--- Start ---

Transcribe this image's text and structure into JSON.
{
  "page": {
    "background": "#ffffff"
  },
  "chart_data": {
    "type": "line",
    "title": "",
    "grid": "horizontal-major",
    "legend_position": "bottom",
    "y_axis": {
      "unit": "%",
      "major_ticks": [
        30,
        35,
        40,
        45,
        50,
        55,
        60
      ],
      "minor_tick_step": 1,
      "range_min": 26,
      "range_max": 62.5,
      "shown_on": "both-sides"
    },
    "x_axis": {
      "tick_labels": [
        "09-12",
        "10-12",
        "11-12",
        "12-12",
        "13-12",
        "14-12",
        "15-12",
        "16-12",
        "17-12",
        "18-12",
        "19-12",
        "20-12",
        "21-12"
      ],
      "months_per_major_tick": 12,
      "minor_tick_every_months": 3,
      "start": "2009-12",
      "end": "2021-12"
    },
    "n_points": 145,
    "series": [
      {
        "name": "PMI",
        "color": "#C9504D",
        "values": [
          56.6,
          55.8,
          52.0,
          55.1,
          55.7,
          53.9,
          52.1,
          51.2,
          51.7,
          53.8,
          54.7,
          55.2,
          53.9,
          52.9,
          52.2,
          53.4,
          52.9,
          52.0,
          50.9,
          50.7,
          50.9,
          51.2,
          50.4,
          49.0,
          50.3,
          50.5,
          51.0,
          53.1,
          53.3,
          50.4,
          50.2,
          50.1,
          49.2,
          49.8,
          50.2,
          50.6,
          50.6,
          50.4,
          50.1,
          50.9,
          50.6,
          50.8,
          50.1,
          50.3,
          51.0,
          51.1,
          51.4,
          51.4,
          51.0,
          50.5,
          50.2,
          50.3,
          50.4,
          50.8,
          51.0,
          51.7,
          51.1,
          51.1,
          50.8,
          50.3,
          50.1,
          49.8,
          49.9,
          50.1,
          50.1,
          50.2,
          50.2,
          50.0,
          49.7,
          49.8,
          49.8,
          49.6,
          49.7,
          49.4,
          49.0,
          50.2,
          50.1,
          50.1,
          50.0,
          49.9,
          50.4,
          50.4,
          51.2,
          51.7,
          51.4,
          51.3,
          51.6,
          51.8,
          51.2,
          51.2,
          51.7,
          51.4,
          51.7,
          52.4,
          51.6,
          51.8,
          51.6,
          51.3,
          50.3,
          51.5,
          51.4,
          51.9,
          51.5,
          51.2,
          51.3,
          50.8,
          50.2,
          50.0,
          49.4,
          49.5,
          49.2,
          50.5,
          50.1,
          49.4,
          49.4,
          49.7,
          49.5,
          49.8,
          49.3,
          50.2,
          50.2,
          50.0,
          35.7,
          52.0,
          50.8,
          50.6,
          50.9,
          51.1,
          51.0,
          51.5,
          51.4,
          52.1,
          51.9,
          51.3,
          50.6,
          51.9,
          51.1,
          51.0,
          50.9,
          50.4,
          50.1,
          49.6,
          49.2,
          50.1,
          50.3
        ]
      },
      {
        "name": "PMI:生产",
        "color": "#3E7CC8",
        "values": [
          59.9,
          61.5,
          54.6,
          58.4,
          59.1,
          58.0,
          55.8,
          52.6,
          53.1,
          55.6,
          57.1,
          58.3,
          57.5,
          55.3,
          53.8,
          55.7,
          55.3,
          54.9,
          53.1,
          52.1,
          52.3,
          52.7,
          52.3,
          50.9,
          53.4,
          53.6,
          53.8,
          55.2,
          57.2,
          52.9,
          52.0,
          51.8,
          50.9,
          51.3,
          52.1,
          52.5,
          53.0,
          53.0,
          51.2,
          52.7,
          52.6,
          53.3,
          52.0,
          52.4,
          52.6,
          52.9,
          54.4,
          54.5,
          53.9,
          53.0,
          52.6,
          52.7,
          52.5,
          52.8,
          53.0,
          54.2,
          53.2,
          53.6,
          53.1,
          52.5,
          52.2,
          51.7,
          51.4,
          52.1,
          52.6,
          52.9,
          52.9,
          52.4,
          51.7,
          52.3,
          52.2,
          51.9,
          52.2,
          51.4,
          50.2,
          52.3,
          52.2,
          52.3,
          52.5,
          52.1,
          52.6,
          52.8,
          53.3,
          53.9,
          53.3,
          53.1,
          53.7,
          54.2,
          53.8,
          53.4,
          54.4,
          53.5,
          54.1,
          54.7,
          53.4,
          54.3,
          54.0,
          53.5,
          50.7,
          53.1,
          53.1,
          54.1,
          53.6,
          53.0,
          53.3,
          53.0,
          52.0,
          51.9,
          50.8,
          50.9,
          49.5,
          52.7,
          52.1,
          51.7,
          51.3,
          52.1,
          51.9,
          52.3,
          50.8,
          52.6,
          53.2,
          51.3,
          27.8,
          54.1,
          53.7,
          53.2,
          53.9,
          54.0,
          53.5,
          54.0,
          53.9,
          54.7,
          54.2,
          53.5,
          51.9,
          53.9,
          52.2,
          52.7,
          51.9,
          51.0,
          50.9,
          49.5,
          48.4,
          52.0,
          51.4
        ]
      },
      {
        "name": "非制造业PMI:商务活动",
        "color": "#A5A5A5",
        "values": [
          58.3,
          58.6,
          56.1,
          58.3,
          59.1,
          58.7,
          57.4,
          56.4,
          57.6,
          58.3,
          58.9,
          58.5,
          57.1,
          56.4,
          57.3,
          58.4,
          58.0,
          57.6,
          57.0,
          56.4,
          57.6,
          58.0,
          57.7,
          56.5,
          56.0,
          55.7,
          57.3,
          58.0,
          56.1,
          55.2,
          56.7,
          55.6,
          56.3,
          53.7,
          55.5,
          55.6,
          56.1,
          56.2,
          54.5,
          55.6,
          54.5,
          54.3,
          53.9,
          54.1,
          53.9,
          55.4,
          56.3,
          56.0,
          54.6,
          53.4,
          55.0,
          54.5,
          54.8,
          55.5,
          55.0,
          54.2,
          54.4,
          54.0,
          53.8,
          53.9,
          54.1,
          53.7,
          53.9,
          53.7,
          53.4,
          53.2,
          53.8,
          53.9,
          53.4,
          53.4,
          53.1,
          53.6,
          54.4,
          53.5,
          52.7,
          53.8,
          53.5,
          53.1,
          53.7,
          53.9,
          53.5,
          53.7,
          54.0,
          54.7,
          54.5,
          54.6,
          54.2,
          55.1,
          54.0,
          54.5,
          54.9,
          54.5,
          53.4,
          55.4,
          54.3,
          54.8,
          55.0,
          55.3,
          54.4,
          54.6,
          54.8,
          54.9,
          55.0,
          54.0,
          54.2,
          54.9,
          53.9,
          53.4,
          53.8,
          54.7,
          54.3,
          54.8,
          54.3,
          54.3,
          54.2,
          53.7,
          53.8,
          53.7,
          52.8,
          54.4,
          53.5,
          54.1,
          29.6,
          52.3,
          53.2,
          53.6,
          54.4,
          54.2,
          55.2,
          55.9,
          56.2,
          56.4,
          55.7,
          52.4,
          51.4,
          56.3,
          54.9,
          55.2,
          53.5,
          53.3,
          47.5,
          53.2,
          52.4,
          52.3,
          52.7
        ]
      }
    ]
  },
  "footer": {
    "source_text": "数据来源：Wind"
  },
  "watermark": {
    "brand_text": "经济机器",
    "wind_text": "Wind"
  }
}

--- End ---

Task: Return what is listed above, exactly and completely.

Reply:
Transcribe this image's text and structure into JSON.
{
  "page": {
    "background": "#ffffff"
  },
  "chart_data": {
    "type": "line",
    "title": "",
    "grid": "horizontal-major",
    "legend_position": "bottom",
    "y_axis": {
      "unit": "%",
      "major_ticks": [
        30,
        35,
        40,
        45,
        50,
        55,
        60
      ],
      "minor_tick_step": 1,
      "range_min": 26,
      "range_max": 62.5,
      "shown_on": "both-sides"
    },
    "x_axis": {
      "tick_labels": [
        "09-12",
        "10-12",
        "11-12",
        "12-12",
        "13-12",
        "14-12",
        "15-12",
        "16-12",
        "17-12",
        "18-12",
        "19-12",
        "20-12",
        "21-12"
      ],
      "months_per_major_tick": 12,
      "minor_tick_every_months": 3,
      "start": "2009-12",
      "end": "2021-12"
    },
    "n_points": 145,
    "series": [
      {
        "name": "PMI",
        "color": "#C9504D",
        "values": [
          56.6,
          55.8,
          52.0,
          55.1,
          55.7,
          53.9,
          52.1,
          51.2,
          51.7,
          53.8,
          54.7,
          55.2,
          53.9,
          52.9,
          52.2,
          53.4,
          52.9,
          52.0,
          50.9,
          50.7,
          50.9,
          51.2,
          50.4,
          49.0,
          50.3,
          50.5,
          51.0,
          53.1,
          53.3,
          50.4,
          50.2,
          50.1,
          49.2,
          49.8,
          50.2,
          50.6,
          50.6,
          50.4,
          50.1,
          50.9,
          50.6,
          50.8,
          50.1,
          50.3,
          51.0,
          51.1,
          51.4,
          51.4,
          51.0,
          50.5,
          50.2,
          50.3,
          50.4,
          50.8,
          51.0,
          51.7,
          51.1,
          51.1,
          50.8,
          50.3,
          50.1,
          49.8,
          49.9,
          50.1,
          50.1,
          50.2,
          50.2,
          50.0,
          49.7,
          49.8,
          49.8,
          49.6,
          49.7,
          49.4,
          49.0,
          50.2,
          50.1,
          50.1,
          50.0,
          49.9,
          50.4,
          50.4,
          51.2,
          51.7,
          51.4,
          51.3,
          51.6,
          51.8,
          51.2,
          51.2,
          51.7,
          51.4,
          51.7,
          52.4,
          51.6,
          51.8,
          51.6,
          51.3,
          50.3,
          51.5,
          51.4,
          51.9,
          51.5,
          51.2,
          51.3,
          50.8,
          50.2,
          50.0,
          49.4,
          49.5,
          49.2,
          50.5,
          50.1,
          49.4,
          49.4,
          49.7,
          49.5,
          49.8,
          49.3,
          50.2,
          50.2,
          50.0,
          35.7,
          52.0,
          50.8,
          50.6,
          50.9,
          51.1,
          51.0,
          51.5,
          51.4,
          52.1,
          51.9,
          51.3,
          50.6,
          51.9,
          51.1,
          51.0,
          50.9,
          50.4,
          50.1,
          49.6,
          49.2,
          50.1,
          50.3
        ]
      },
      {
        "name": "PMI:生产",
        "color": "#3E7CC8",
        "values": [
          59.9,
          61.5,
          54.6,
          58.4,
          59.1,
          58.0,
          55.8,
          52.6,
          53.1,
          55.6,
          57.1,
          58.3,
          57.5,
          55.3,
          53.8,
          55.7,
          55.3,
          54.9,
          53.1,
          52.1,
          52.3,
          52.7,
          52.3,
          50.9,
          53.4,
          53.6,
          53.8,
          55.2,
          57.2,
          52.9,
          52.0,
          51.8,
          50.9,
          51.3,
          52.1,
          52.5,
          53.0,
          53.0,
          51.2,
          52.7,
          52.6,
          53.3,
          52.0,
          52.4,
          52.6,
          52.9,
          54.4,
          54.5,
          53.9,
          53.0,
          52.6,
          52.7,
          52.5,
          52.8,
          53.0,
          54.2,
          53.2,
          53.6,
          53.1,
          52.5,
          52.2,
          51.7,
          51.4,
          52.1,
          52.6,
          52.9,
          52.9,
          52.4,
          51.7,
          52.3,
          52.2,
          51.9,
          52.2,
          51.4,
          50.2,
          52.3,
          52.2,
          52.3,
          52.5,
          52.1,
          52.6,
          52.8,
          53.3,
          53.9,
          53.3,
          53.1,
          53.7,
          54.2,
          53.8,
          53.4,
          54.4,
          53.5,
          54.1,
          54.7,
          53.4,
          54.3,
          54.0,
          53.5,
          50.7,
          53.1,
          53.1,
          54.1,
          53.6,
          53.0,
          53.3,
          53.0,
          52.0,
          51.9,
          50.8,
          50.9,
          49.5,
          52.7,
          52.1,
          51.7,
          51.3,
          52.1,
          51.9,
          52.3,
          50.8,
          52.6,
          53.2,
          51.3,
          27.8,
          54.1,
          53.7,
          53.2,
          53.9,
          54.0,
          53.5,
          54.0,
          53.9,
          54.7,
          54.2,
          53.5,
          51.9,
          53.9,
          52.2,
          52.7,
          51.9,
          51.0,
          50.9,
          49.5,
          48.4,
          52.0,
          51.4
        ]
      },
      {
        "name": "非制造业PMI:商务活动",
        "color": "#A5A5A5",
        "values": [
          58.3,
          58.6,
          56.1,
          58.3,
          59.1,
          58.7,
          57.4,
          56.4,
          57.6,
          58.3,
          58.9,
          58.5,
          57.1,
          56.4,
          57.3,
          58.4,
          58.0,
          57.6,
          57.0,
          56.4,
          57.6,
          58.0,
          57.7,
          56.5,
          56.0,
          55.7,
          57.3,
          58.0,
          56.1,
          55.2,
          56.7,
          55.6,
          56.3,
          53.7,
          55.5,
          55.6,
          56.1,
          56.2,
          54.5,
          55.6,
          54.5,
          54.3,
          53.9,
          54.1,
          53.9,
          55.4,
          56.3,
          56.0,
          54.6,
          53.4,
          55.0,
          54.5,
          54.8,
          55.5,
          55.0,
          54.2,
          54.4,
          54.0,
          53.8,
          53.9,
          54.1,
          53.7,
          53.9,
          53.7,
          53.4,
          53.2,
          53.8,
          53.9,
          53.4,
          53.4,
          53.1,
          53.6,
          54.4,
          53.5,
          52.7,
          53.8,
          53.5,
          53.1,
          53.7,
          53.9,
          53.5,
          53.7,
          54.0,
          54.7,
          54.5,
          54.6,
          54.2,
          55.1,
          54.0,
          54.5,
          54.9,
          54.5,
          53.4,
          55.4,
          54.3,
          54.8,
          55.0,
          55.3,
          54.4,
          54.6,
          54.8,
          54.9,
          55.0,
          54.0,
          54.2,
          54.9,
          53.9,
          53.4,
          53.8,
          54.7,
          54.3,
          54.8,
          54.3,
          54.3,
          54.2,
          53.7,
          53.8,
          53.7,
          52.8,
          54.4,
          53.5,
          54.1,
          29.6,
          52.3,
          53.2,
          53.6,
          54.4,
          54.2,
          55.2,
          55.9,
          56.2,
          56.4,
          55.7,
          52.4,
          51.4,
          56.3,
          54.9,
          55.2,
          53.5,
          53.3,
          47.5,
          53.2,
          52.4,
          52.3,
          52.7
        ]
      }
    ]
  },
  "footer": {
    "source_text": "数据来源：Wind"
  },
  "watermark": {
    "brand_text": "经济机器",
    "wind_text": "Wind"
  }
}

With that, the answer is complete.